取り組む課題.
A. 最終処分に関する文書のうち、「地上施設で長期保管する場合、それが人間の生活環境に影響を及ぼさなくなるまで、数」から始まり「よる影響や、戦争、テロ、火災などといった人間の行為の影響を受けるリスクがある。」で終わる部分を、一字一句変えずに書き写してください。
B. 最終処分に関する文書によると、ガラス固化体の回収が技術的に可能であることは、どのような方法で確認されていますか。
C. 次の記述(i)~(iii)が最終処分に関する文書の内容と合っているかどうかを判断してください。それぞれ「はい」か「いいえ」で答え、判断の根拠となる本文の語句をそのまま引用してください。
(i) 地上施設で長期保管する場合、数万年にわたって施設を維持・管理する必要がある。
(ii) 原子力発電所の立地地域は、地層処分の処分地として必ず適している。
(iii) 人の管理を必要としない最終処分を行うべきだという考えは、国際的にも共通した認識である。

地上施設で長期保管する場合、それが人間の生活環境に影響を及ぼさなくなるまで、数
万年の長期間にわたり地上施設を維持・管理していく必要があり、その間には施設の修
復や建替えも必要となる。さらに地上保管の場合、地震、津波、台風などの自然現象に
よる影響や、戦争、テロ、火災などといった人間の行為の影響を受けるリスクがある。
長期にわたり、このようなリスクを念頭に管理を継続する必要がある施設を地上に設置
し続けることは、将来の世代に負担を負わせ続けることとなり、現実的ではない。この
ため、人の管理を必要としない最終的な処分(最終処分)を行うべきであるというのが
国際的にも共通した認識となっている。
・最終処分施設建設のタイムリミットはないのか。
(→回答:)最終処分の実現に向けて計画的に進めていくことは重要だが、スケジュールありきで考
えても全国での理解が進むものではなく、むしろ、期限があることで、地域の意向に反
して一方的に物事を推し進められてしまうのではないかとられてしまう可能性もある。
・事業費(3.9 兆円)の内訳について教えてほしい。
(→回答:)事業に伴う技術開発費、調査費および用地取得費、設計および建設費、操業費、解体お
よび閉鎖費、モニタリング管理費、プロジェクト管理費などの費用が含まれている。
・原子力発電所がある場所に最終処分場をつくったらいいのではないか。
(→回答:)個別の地域について適性があるかどうかは、その地域における詳細な処分地選定調査を
実施して検討していくこととなる。地下深部の安定性が求められる点で発電所とは異な
るため、原子力発電所の立地地域が必ずしも地層処分の処分地として適しているとは限
らない。
・回収可能性とあるが、ガラス固化体の回収は可能なのか。
(→回答:)埋めた模擬の廃棄体(ガラス固化体の形状)を取り出す実験を行って、技術的に可能で
あることを確認している。

掲載資料.
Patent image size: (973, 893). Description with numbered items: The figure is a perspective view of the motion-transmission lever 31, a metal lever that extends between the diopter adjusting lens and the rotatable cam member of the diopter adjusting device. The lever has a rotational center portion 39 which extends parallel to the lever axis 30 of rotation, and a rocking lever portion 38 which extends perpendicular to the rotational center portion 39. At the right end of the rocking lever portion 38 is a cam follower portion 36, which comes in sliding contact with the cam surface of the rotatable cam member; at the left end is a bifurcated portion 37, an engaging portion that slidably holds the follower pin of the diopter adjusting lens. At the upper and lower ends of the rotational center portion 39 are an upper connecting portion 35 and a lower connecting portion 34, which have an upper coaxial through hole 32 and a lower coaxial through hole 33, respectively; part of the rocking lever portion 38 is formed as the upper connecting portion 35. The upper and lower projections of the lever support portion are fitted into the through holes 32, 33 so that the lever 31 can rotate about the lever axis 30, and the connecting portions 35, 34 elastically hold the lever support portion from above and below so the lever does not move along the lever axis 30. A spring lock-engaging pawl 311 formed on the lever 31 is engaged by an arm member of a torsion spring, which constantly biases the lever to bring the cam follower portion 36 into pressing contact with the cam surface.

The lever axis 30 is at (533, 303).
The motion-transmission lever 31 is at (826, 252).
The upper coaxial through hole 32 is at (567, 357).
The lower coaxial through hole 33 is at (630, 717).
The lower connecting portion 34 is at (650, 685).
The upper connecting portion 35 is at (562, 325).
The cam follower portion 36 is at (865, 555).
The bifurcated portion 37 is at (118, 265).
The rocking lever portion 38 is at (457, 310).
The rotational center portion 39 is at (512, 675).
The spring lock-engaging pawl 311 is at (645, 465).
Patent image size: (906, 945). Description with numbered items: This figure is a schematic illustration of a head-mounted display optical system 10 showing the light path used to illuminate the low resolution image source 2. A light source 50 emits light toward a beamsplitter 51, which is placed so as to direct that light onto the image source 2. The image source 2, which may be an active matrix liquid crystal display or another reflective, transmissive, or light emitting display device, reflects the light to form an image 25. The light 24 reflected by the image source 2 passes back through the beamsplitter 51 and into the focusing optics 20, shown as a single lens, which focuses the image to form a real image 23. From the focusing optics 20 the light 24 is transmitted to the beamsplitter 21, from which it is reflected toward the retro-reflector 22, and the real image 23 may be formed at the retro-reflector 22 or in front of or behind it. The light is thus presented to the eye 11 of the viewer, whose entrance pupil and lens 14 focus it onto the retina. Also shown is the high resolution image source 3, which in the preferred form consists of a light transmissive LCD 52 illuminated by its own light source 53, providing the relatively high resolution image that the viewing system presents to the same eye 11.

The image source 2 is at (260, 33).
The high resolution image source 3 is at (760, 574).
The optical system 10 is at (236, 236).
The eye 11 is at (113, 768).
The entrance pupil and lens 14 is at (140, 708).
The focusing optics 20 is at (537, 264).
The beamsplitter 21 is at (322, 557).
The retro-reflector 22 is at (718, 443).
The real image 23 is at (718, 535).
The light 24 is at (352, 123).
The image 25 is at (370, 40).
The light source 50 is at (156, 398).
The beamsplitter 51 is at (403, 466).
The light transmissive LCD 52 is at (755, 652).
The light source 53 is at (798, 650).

解答例.
A.
地上施設で長期保管する場合、それが人間の生活環境に影響を及ぼさなくなるまで、数
万年の長期間にわたり地上施設を維持・管理していく必要があり、その間には施設の修
復や建替えも必要となる。さらに地上保管の場合、地震、津波、台風などの自然現象に
よる影響や、戦争、テロ、火災などといった人間の行為の影響を受けるリスクがある。

B. 埋めた模擬の廃棄体(ガラス固化体の形状)を取り出す実験を行って確認しています。

C.
(i) はい。「数万年の長期間にわたり地上施設を維持・管理していく必要があり」
(ii) いいえ。「原子力発電所の立地地域が必ずしも地層処分の処分地として適しているとは限らない」
(iii) はい。「人の管理を必要としない最終的な処分(最終処分)を行うべきであるというのが国際的にも共通した認識となっている」